-- Start --
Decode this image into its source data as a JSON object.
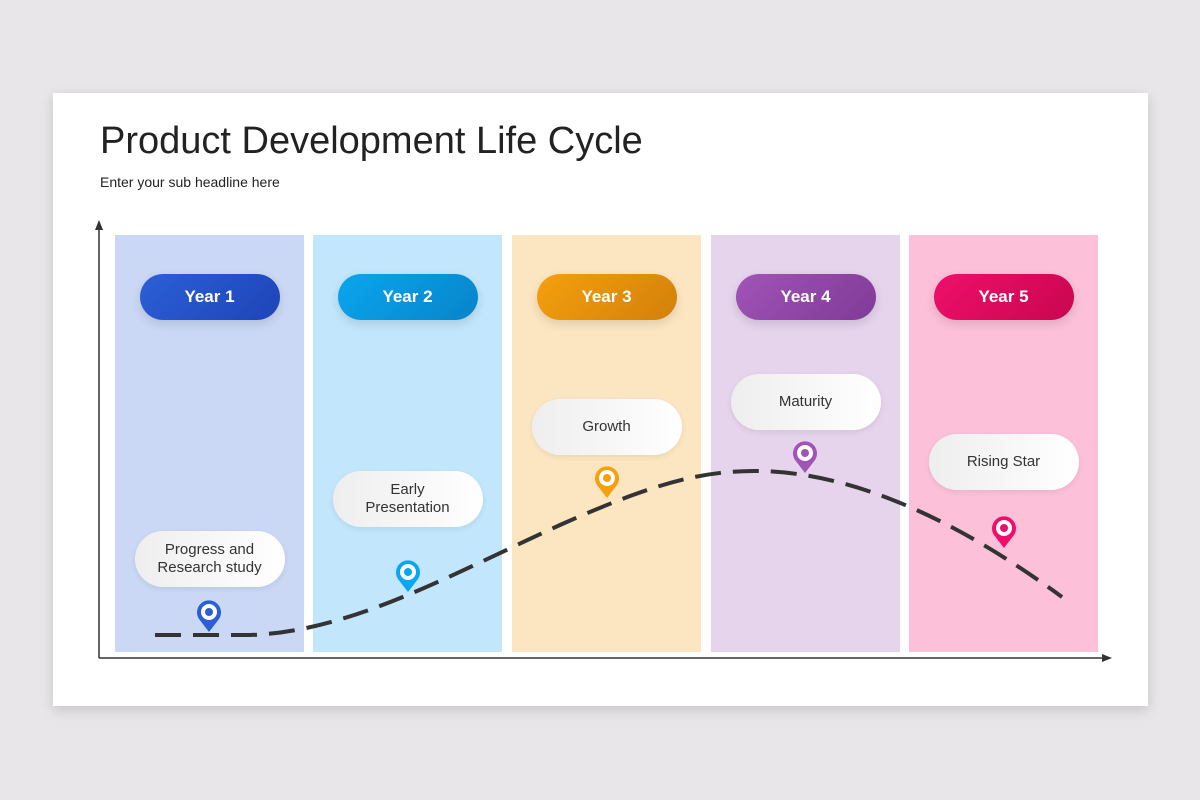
{
  "title": "Product Development Life Cycle",
  "subtitle": "Enter your sub headline here",
  "stages": [
    {
      "year": "Year 1",
      "label": "Progress and Research study",
      "bg": "#cad8f5",
      "color": "#2c5fd6",
      "color2": "#1e44b8"
    },
    {
      "year": "Year 2",
      "label": "Early Presentation",
      "bg": "#c2e6fb",
      "color": "#0aa6ee",
      "color2": "#0784c9"
    },
    {
      "year": "Year 3",
      "label": "Growth",
      "bg": "#fce6c2",
      "color": "#f5a00e",
      "color2": "#d2800a"
    },
    {
      "year": "Year 4",
      "label": "Maturity",
      "bg": "#e6d3ec",
      "color": "#a154b8",
      "color2": "#7f3a96"
    },
    {
      "year": "Year 5",
      "label": "Rising Star",
      "bg": "#fcc0d9",
      "color": "#ef0f6a",
      "color2": "#c9064f"
    }
  ]
}
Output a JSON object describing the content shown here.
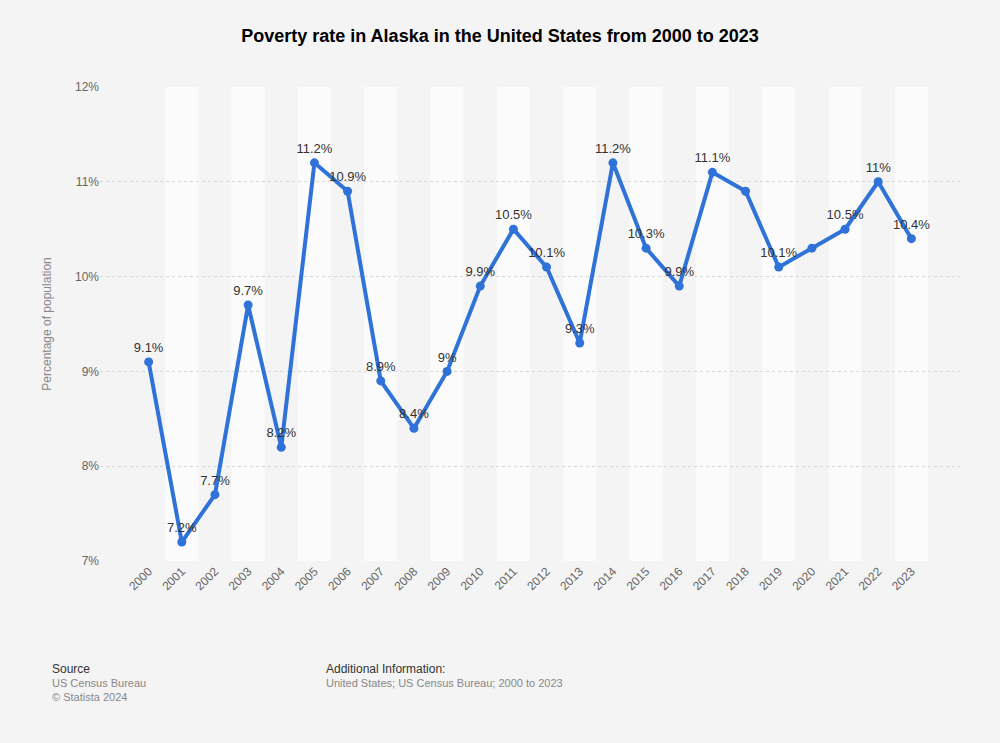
-- End --
REQUIRED TASK —
Find every line in the listing that holds the string "Year", then say how many there are as a bare number.

RESPONSE TO THE TASK —
5